- Instructions for the task:
Reading down the listing below, count the lines where the word "regulatory" shows up, then give only that count.

- Data listing:
- - -

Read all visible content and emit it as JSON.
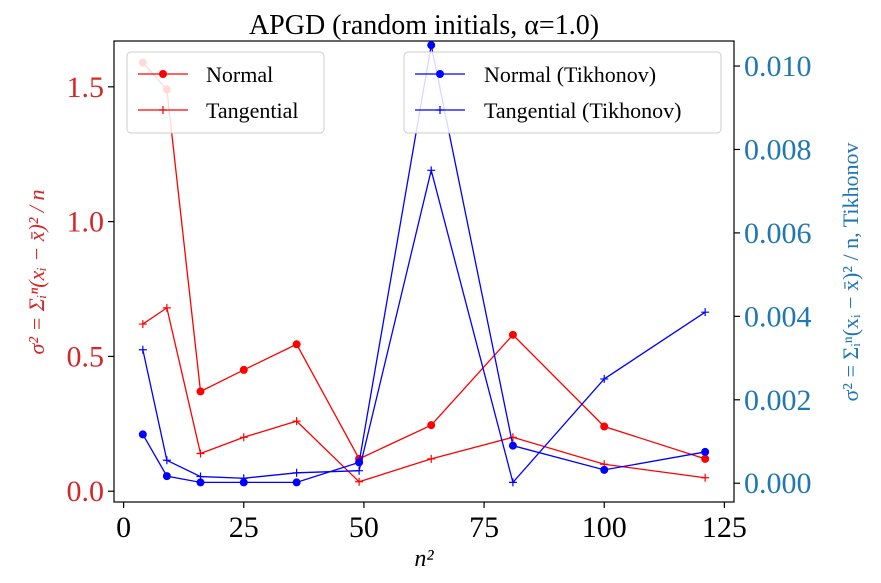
{
  "chart_data": {
    "type": "line",
    "title": "APGD (random initials, α=1.0)",
    "xlabel": "n²",
    "ylabel_left": "σ² = Σᵢⁿ(xᵢ − x̄)² / n",
    "ylabel_right": "σ² = Σᵢⁿ(xᵢ − x̄)² / n, Tikhonov",
    "xlim": [
      -2,
      127
    ],
    "ylim_left": [
      -0.04,
      1.67
    ],
    "ylim_right": [
      -0.00045,
      0.0106
    ],
    "x_ticks": [
      0,
      25,
      50,
      75,
      100,
      125
    ],
    "x_tick_labels": [
      "0",
      "25",
      "50",
      "75",
      "100",
      "125"
    ],
    "y_left_ticks": [
      0.0,
      0.5,
      1.0,
      1.5
    ],
    "y_left_tick_labels": [
      "0.0",
      "0.5",
      "1.0",
      "1.5"
    ],
    "y_right_ticks": [
      0.0,
      0.002,
      0.004,
      0.006,
      0.008,
      0.01
    ],
    "y_right_tick_labels": [
      "0.000",
      "0.002",
      "0.004",
      "0.006",
      "0.008",
      "0.010"
    ],
    "x": [
      4,
      9,
      16,
      25,
      36,
      49,
      64,
      81,
      100,
      121
    ],
    "series": [
      {
        "name": "Normal",
        "axis": "left",
        "color": "#ff0000",
        "marker": "circle",
        "values": [
          1.59,
          1.49,
          0.37,
          0.45,
          0.545,
          0.12,
          0.245,
          0.58,
          0.24,
          0.12
        ]
      },
      {
        "name": "Tangential",
        "axis": "left",
        "color": "#ff0000",
        "marker": "plus",
        "values": [
          0.62,
          0.68,
          0.14,
          0.2,
          0.26,
          0.035,
          0.12,
          0.2,
          0.1,
          0.05
        ]
      },
      {
        "name": "Normal (Tikhonov)",
        "axis": "right",
        "color": "#0000ff",
        "marker": "circle",
        "values": [
          0.00117,
          0.00017,
          2e-05,
          2e-05,
          2e-05,
          0.0005,
          0.0105,
          0.0009,
          0.00032,
          0.00075
        ]
      },
      {
        "name": "Tangential (Tikhonov)",
        "axis": "right",
        "color": "#0000ff",
        "marker": "plus",
        "values": [
          0.0032,
          0.00055,
          0.00016,
          0.00012,
          0.00025,
          0.0003,
          0.0075,
          2e-05,
          0.0025,
          0.0041
        ]
      }
    ],
    "legend_left_placement": "upper-left",
    "legend_right_placement": "upper-right",
    "grid": false,
    "colors": {
      "left_axis": "#d62728",
      "right_axis": "#1f77b4"
    }
  }
}
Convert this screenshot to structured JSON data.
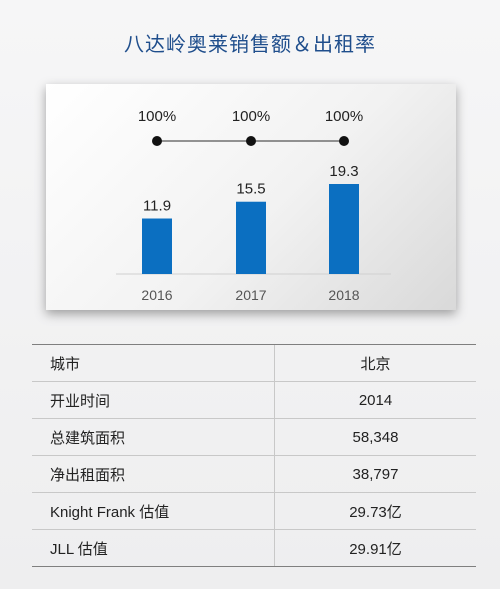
{
  "title": "八达岭奥莱销售额＆出租率",
  "chart_data": {
    "type": "bar",
    "categories": [
      "2016",
      "2017",
      "2018"
    ],
    "values": [
      11.9,
      15.5,
      19.3
    ],
    "value_labels": [
      "11.9",
      "15.5",
      "19.3"
    ],
    "occupancy_labels": [
      "100%",
      "100%",
      "100%"
    ],
    "ylim": [
      0,
      19.3
    ],
    "bar_color": "#0b6fc1",
    "line_color": "#555555",
    "dot_color": "#111111"
  },
  "table": {
    "rows": [
      {
        "key": "城市",
        "value": "北京"
      },
      {
        "key": "开业时间",
        "value": "2014"
      },
      {
        "key": "总建筑面积",
        "value": "58,348"
      },
      {
        "key": "净出租面积",
        "value": "38,797"
      },
      {
        "key": "Knight Frank 估值",
        "value": "29.73亿"
      },
      {
        "key": "JLL 估值",
        "value": "29.91亿"
      }
    ]
  }
}
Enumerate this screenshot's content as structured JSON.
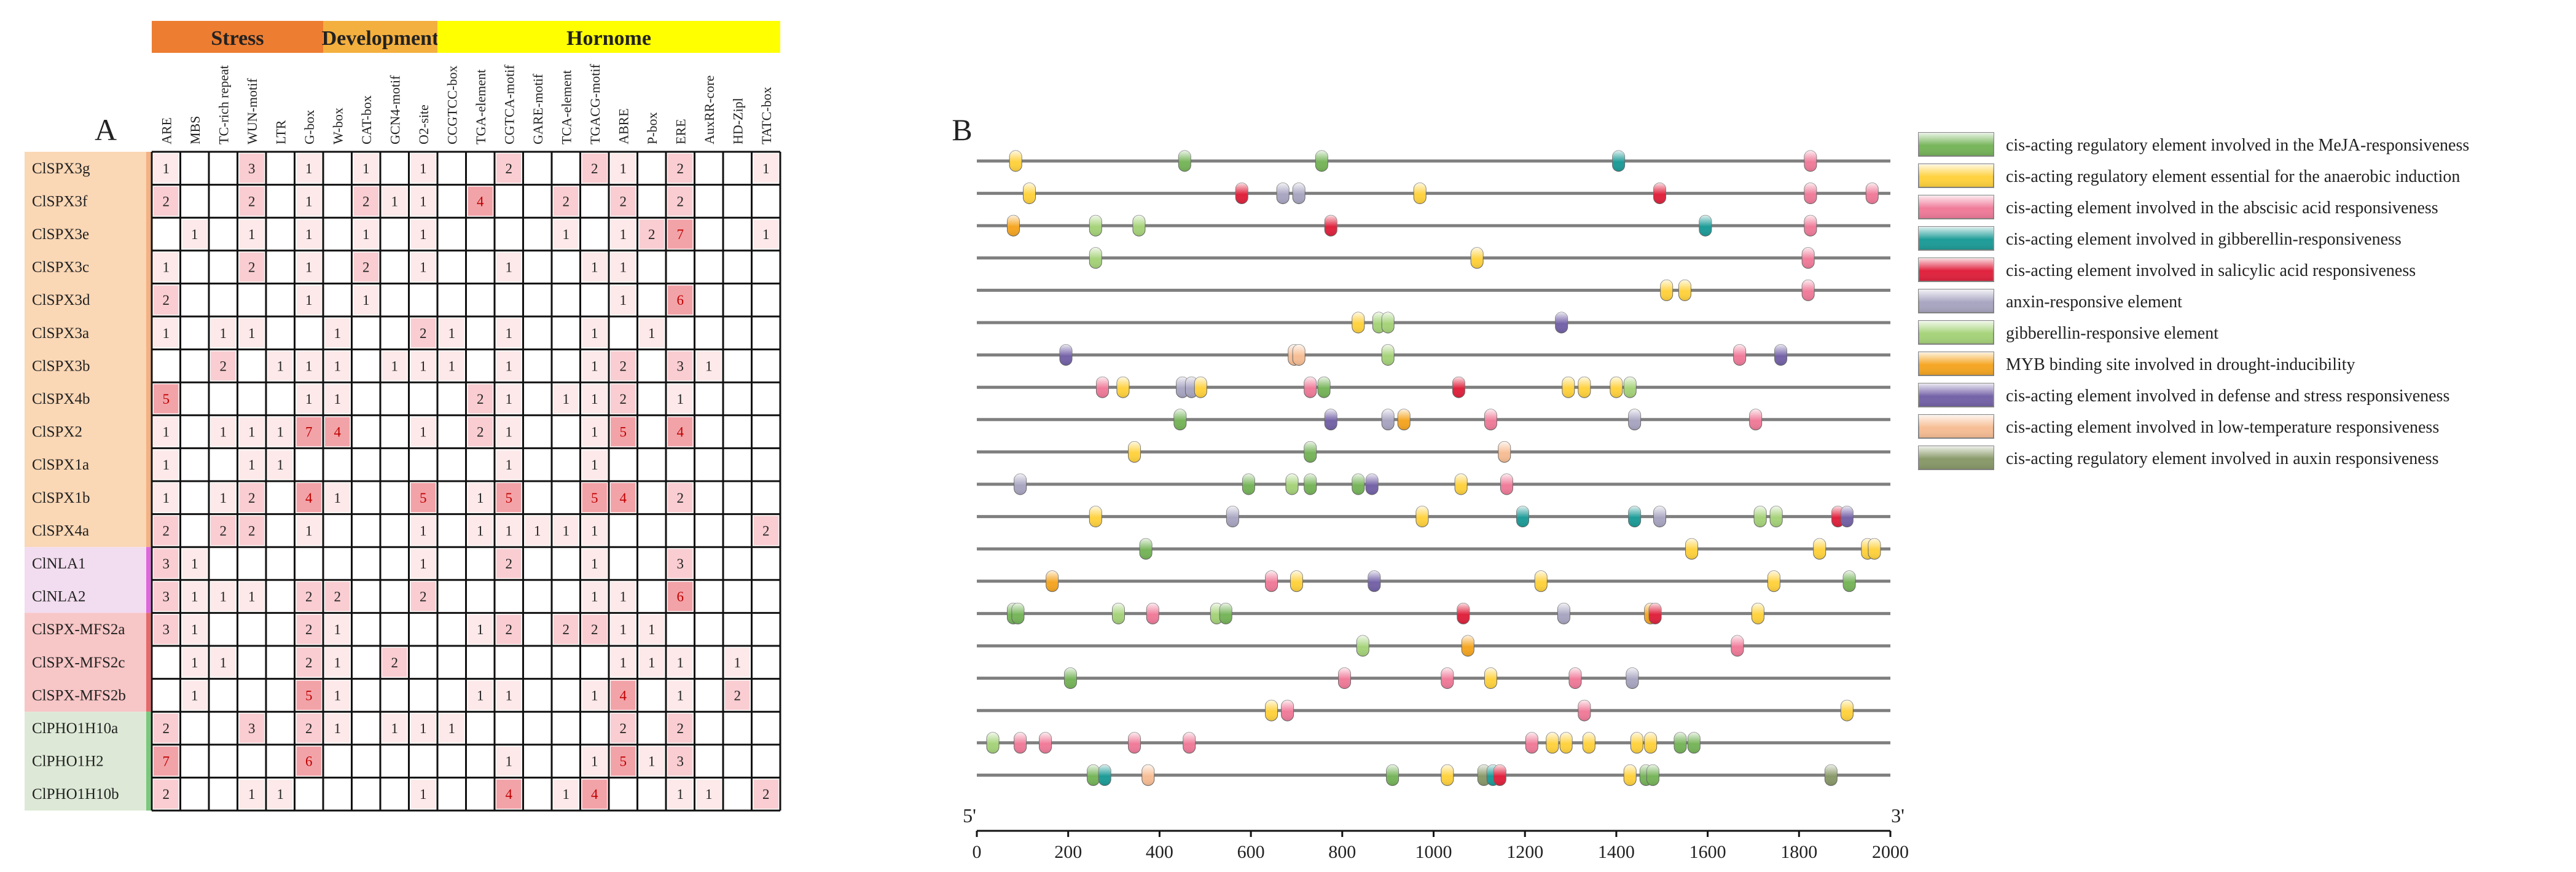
{
  "panel_a_label": "A",
  "panel_b_label": "B",
  "heatmap": {
    "groups": [
      {
        "label": "Stress",
        "color": "#ED7D31",
        "first_col": 0,
        "last_col": 5
      },
      {
        "label": "Development",
        "color": "#F4B03E",
        "first_col": 6,
        "last_col": 9
      },
      {
        "label": "Hornome",
        "color": "#FFFF00",
        "first_col": 10,
        "last_col": 21
      }
    ],
    "columns": [
      "ARE",
      "MBS",
      "TC-rich repeat",
      "WUN-motif",
      "LTR",
      "G-box",
      "W-box",
      "CAT-box",
      "GCN4-motif",
      "O2-site",
      "CCGTCC-box",
      "TGA-element",
      "CGTCA-motif",
      "GARE-motif",
      "TCA-element",
      "TGACG-motif",
      "ABRE",
      "P-box",
      "ERE",
      "AuxRR-core",
      "HD-Zipl",
      "TATC-box"
    ],
    "rows": [
      "ClSPX3g",
      "ClSPX3f",
      "ClSPX3e",
      "ClSPX3c",
      "ClSPX3d",
      "ClSPX3a",
      "ClSPX3b",
      "ClSPX4b",
      "ClSPX2",
      "ClSPX1a",
      "ClSPX1b",
      "ClSPX4a",
      "ClNLA1",
      "ClNLA2",
      "ClSPX-MFS2a",
      "ClSPX-MFS2c",
      "ClSPX-MFS2b",
      "ClPHO1H10a",
      "ClPHO1H2",
      "ClPHO1H10b"
    ],
    "row_groups": [
      {
        "first_row": 0,
        "last_row": 11,
        "color": "#FAD7B5",
        "bar": "#F4B183"
      },
      {
        "first_row": 12,
        "last_row": 13,
        "color": "#F2DCEF",
        "bar": "#E066DD"
      },
      {
        "first_row": 14,
        "last_row": 16,
        "color": "#F7C6C6",
        "bar": "#E76A6A"
      },
      {
        "first_row": 17,
        "last_row": 19,
        "color": "#DDE9D6",
        "bar": "#79C97C"
      }
    ],
    "values": [
      [
        1,
        null,
        null,
        3,
        null,
        1,
        null,
        1,
        null,
        1,
        null,
        null,
        2,
        null,
        null,
        2,
        1,
        null,
        2,
        null,
        null,
        1
      ],
      [
        2,
        null,
        null,
        2,
        null,
        1,
        null,
        2,
        1,
        1,
        null,
        4,
        null,
        null,
        2,
        null,
        2,
        null,
        2,
        null,
        null,
        null
      ],
      [
        null,
        1,
        null,
        1,
        null,
        1,
        null,
        1,
        null,
        1,
        null,
        null,
        null,
        null,
        1,
        null,
        1,
        2,
        7,
        null,
        null,
        1
      ],
      [
        1,
        null,
        null,
        2,
        null,
        1,
        null,
        2,
        null,
        1,
        null,
        null,
        1,
        null,
        null,
        1,
        1,
        null,
        null,
        null,
        null,
        null
      ],
      [
        2,
        null,
        null,
        null,
        null,
        1,
        null,
        1,
        null,
        null,
        null,
        null,
        null,
        null,
        null,
        null,
        1,
        null,
        6,
        null,
        null,
        null
      ],
      [
        1,
        null,
        1,
        1,
        null,
        null,
        1,
        null,
        null,
        2,
        1,
        null,
        1,
        null,
        null,
        1,
        null,
        1,
        null,
        null,
        null,
        null
      ],
      [
        null,
        null,
        2,
        null,
        1,
        1,
        1,
        null,
        1,
        1,
        1,
        null,
        1,
        null,
        null,
        1,
        2,
        null,
        3,
        1,
        null,
        null
      ],
      [
        5,
        null,
        null,
        null,
        null,
        1,
        1,
        null,
        null,
        null,
        null,
        2,
        1,
        null,
        1,
        1,
        2,
        null,
        1,
        null,
        null,
        null
      ],
      [
        1,
        null,
        1,
        1,
        1,
        7,
        4,
        null,
        null,
        1,
        null,
        2,
        1,
        null,
        null,
        1,
        5,
        null,
        4,
        null,
        null,
        null
      ],
      [
        1,
        null,
        null,
        1,
        1,
        null,
        null,
        null,
        null,
        null,
        null,
        null,
        1,
        null,
        null,
        1,
        null,
        null,
        null,
        null,
        null,
        null
      ],
      [
        1,
        null,
        1,
        2,
        null,
        4,
        1,
        null,
        null,
        5,
        null,
        1,
        5,
        null,
        null,
        5,
        4,
        null,
        2,
        null,
        null,
        null
      ],
      [
        2,
        null,
        2,
        2,
        null,
        1,
        null,
        null,
        null,
        1,
        null,
        1,
        1,
        1,
        1,
        1,
        null,
        null,
        null,
        null,
        null,
        2
      ],
      [
        3,
        1,
        null,
        null,
        null,
        null,
        null,
        null,
        null,
        1,
        null,
        null,
        2,
        null,
        null,
        1,
        null,
        null,
        3,
        null,
        null,
        null
      ],
      [
        3,
        1,
        1,
        1,
        null,
        2,
        2,
        null,
        null,
        2,
        null,
        null,
        null,
        null,
        null,
        1,
        1,
        null,
        6,
        null,
        null,
        null
      ],
      [
        3,
        1,
        null,
        null,
        null,
        2,
        1,
        null,
        null,
        null,
        null,
        1,
        2,
        null,
        2,
        2,
        1,
        1,
        null,
        null,
        null,
        null
      ],
      [
        null,
        1,
        1,
        null,
        null,
        2,
        1,
        null,
        2,
        null,
        null,
        null,
        null,
        null,
        null,
        null,
        1,
        1,
        1,
        null,
        1,
        null
      ],
      [
        null,
        1,
        null,
        null,
        null,
        5,
        1,
        null,
        null,
        null,
        null,
        1,
        1,
        null,
        null,
        1,
        4,
        null,
        1,
        null,
        2,
        null
      ],
      [
        2,
        null,
        null,
        3,
        null,
        2,
        1,
        null,
        1,
        1,
        1,
        null,
        null,
        null,
        null,
        null,
        2,
        null,
        2,
        null,
        null,
        null
      ],
      [
        7,
        null,
        null,
        null,
        null,
        6,
        null,
        null,
        null,
        null,
        null,
        null,
        1,
        null,
        null,
        1,
        5,
        1,
        3,
        null,
        null,
        null
      ],
      [
        2,
        null,
        null,
        1,
        1,
        null,
        null,
        null,
        null,
        1,
        null,
        null,
        4,
        null,
        1,
        4,
        null,
        null,
        1,
        1,
        null,
        2
      ]
    ],
    "shade_colors": {
      "low": "#FDE9E9",
      "mid": "#F9CDD1",
      "high": "#F2A3A8",
      "text": "#C00000"
    }
  },
  "chart_data": {
    "type": "scatter",
    "xlabel": "",
    "ylabel": "",
    "xlim": [
      0,
      2000
    ],
    "xticks": [
      0,
      200,
      400,
      600,
      800,
      1000,
      1200,
      1400,
      1600,
      1800,
      2000
    ],
    "start_label": "5'",
    "end_label": "3'",
    "legend_position": "right",
    "series": [
      {
        "name": "cis-acting regulatory element involved in the MeJA-responsiveness",
        "color": "#77B55A"
      },
      {
        "name": "cis-acting regulatory element essential for the anaerobic induction",
        "color": "#FFD23F"
      },
      {
        "name": "cis-acting element involved in the abscisic acid responsiveness",
        "color": "#F07C9A"
      },
      {
        "name": "cis-acting element involved in gibberellin-responsiveness",
        "color": "#1E9C98"
      },
      {
        "name": "cis-acting element involved in salicylic acid responsiveness",
        "color": "#E0233E"
      },
      {
        "name": "anxin-responsive element",
        "color": "#A9A6C2"
      },
      {
        "name": "gibberellin-responsive element",
        "color": "#A6D37A"
      },
      {
        "name": "MYB binding site involved in drought-inducibility",
        "color": "#F5A623"
      },
      {
        "name": "cis-acting element involved in defense and stress responsiveness",
        "color": "#7563A8"
      },
      {
        "name": "cis-acting element involved in low-temperature responsiveness",
        "color": "#F7BE95"
      },
      {
        "name": "cis-acting regulatory element involved in auxin responsiveness",
        "color": "#8A9A6A"
      }
    ],
    "tracks": [
      [
        [
          85,
          1
        ],
        [
          455,
          0
        ],
        [
          755,
          0
        ],
        [
          1405,
          3
        ],
        [
          1825,
          2
        ]
      ],
      [
        [
          115,
          1
        ],
        [
          580,
          4
        ],
        [
          670,
          5
        ],
        [
          705,
          5
        ],
        [
          970,
          1
        ],
        [
          1495,
          4
        ],
        [
          1825,
          2
        ],
        [
          1960,
          2
        ]
      ],
      [
        [
          80,
          7
        ],
        [
          260,
          6
        ],
        [
          355,
          6
        ],
        [
          775,
          4
        ],
        [
          1595,
          3
        ],
        [
          1825,
          2
        ]
      ],
      [
        [
          260,
          6
        ],
        [
          1095,
          1
        ],
        [
          1820,
          2
        ]
      ],
      [
        [
          1510,
          1
        ],
        [
          1550,
          1
        ],
        [
          1820,
          2
        ]
      ],
      [
        [
          835,
          1
        ],
        [
          880,
          6
        ],
        [
          900,
          6
        ],
        [
          1280,
          8
        ]
      ],
      [
        [
          195,
          8
        ],
        [
          695,
          9
        ],
        [
          705,
          9
        ],
        [
          900,
          6
        ],
        [
          1670,
          2
        ],
        [
          1760,
          8
        ]
      ],
      [
        [
          275,
          2
        ],
        [
          320,
          1
        ],
        [
          450,
          5
        ],
        [
          470,
          5
        ],
        [
          490,
          1
        ],
        [
          730,
          2
        ],
        [
          760,
          0
        ],
        [
          1055,
          4
        ],
        [
          1295,
          1
        ],
        [
          1330,
          1
        ],
        [
          1400,
          1
        ],
        [
          1430,
          6
        ]
      ],
      [
        [
          445,
          0
        ],
        [
          775,
          8
        ],
        [
          900,
          5
        ],
        [
          935,
          7
        ],
        [
          1125,
          2
        ],
        [
          1440,
          5
        ],
        [
          1705,
          2
        ]
      ],
      [
        [
          345,
          1
        ],
        [
          730,
          0
        ],
        [
          1155,
          9
        ]
      ],
      [
        [
          95,
          5
        ],
        [
          595,
          0
        ],
        [
          690,
          6
        ],
        [
          730,
          0
        ],
        [
          835,
          0
        ],
        [
          865,
          8
        ],
        [
          1060,
          1
        ],
        [
          1160,
          2
        ]
      ],
      [
        [
          260,
          1
        ],
        [
          560,
          5
        ],
        [
          975,
          1
        ],
        [
          1195,
          3
        ],
        [
          1440,
          3
        ],
        [
          1495,
          5
        ],
        [
          1715,
          6
        ],
        [
          1750,
          6
        ],
        [
          1885,
          4
        ],
        [
          1905,
          8
        ]
      ],
      [
        [
          370,
          0
        ],
        [
          1565,
          1
        ],
        [
          1845,
          1
        ],
        [
          1950,
          1
        ],
        [
          1965,
          1
        ]
      ],
      [
        [
          165,
          7
        ],
        [
          645,
          2
        ],
        [
          700,
          1
        ],
        [
          870,
          8
        ],
        [
          1235,
          1
        ],
        [
          1745,
          1
        ],
        [
          1910,
          0
        ]
      ],
      [
        [
          80,
          0
        ],
        [
          90,
          0
        ],
        [
          310,
          6
        ],
        [
          385,
          2
        ],
        [
          525,
          6
        ],
        [
          545,
          0
        ],
        [
          1065,
          4
        ],
        [
          1285,
          5
        ],
        [
          1475,
          7
        ],
        [
          1485,
          4
        ],
        [
          1710,
          1
        ]
      ],
      [
        [
          845,
          6
        ],
        [
          1075,
          7
        ],
        [
          1665,
          2
        ]
      ],
      [
        [
          205,
          0
        ],
        [
          805,
          2
        ],
        [
          1030,
          2
        ],
        [
          1125,
          1
        ],
        [
          1310,
          2
        ],
        [
          1435,
          5
        ]
      ],
      [
        [
          645,
          1
        ],
        [
          680,
          2
        ],
        [
          1330,
          2
        ],
        [
          1905,
          1
        ]
      ],
      [
        [
          35,
          6
        ],
        [
          95,
          2
        ],
        [
          150,
          2
        ],
        [
          345,
          2
        ],
        [
          465,
          2
        ],
        [
          1215,
          2
        ],
        [
          1260,
          1
        ],
        [
          1290,
          1
        ],
        [
          1340,
          1
        ],
        [
          1445,
          1
        ],
        [
          1475,
          1
        ],
        [
          1540,
          0
        ],
        [
          1570,
          0
        ]
      ],
      [
        [
          255,
          0
        ],
        [
          280,
          3
        ],
        [
          375,
          9
        ],
        [
          910,
          0
        ],
        [
          1030,
          1
        ],
        [
          1110,
          10
        ],
        [
          1130,
          3
        ],
        [
          1145,
          4
        ],
        [
          1430,
          1
        ],
        [
          1465,
          0
        ],
        [
          1480,
          0
        ],
        [
          1870,
          10
        ]
      ]
    ]
  }
}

- - -

- Answer for the task:
3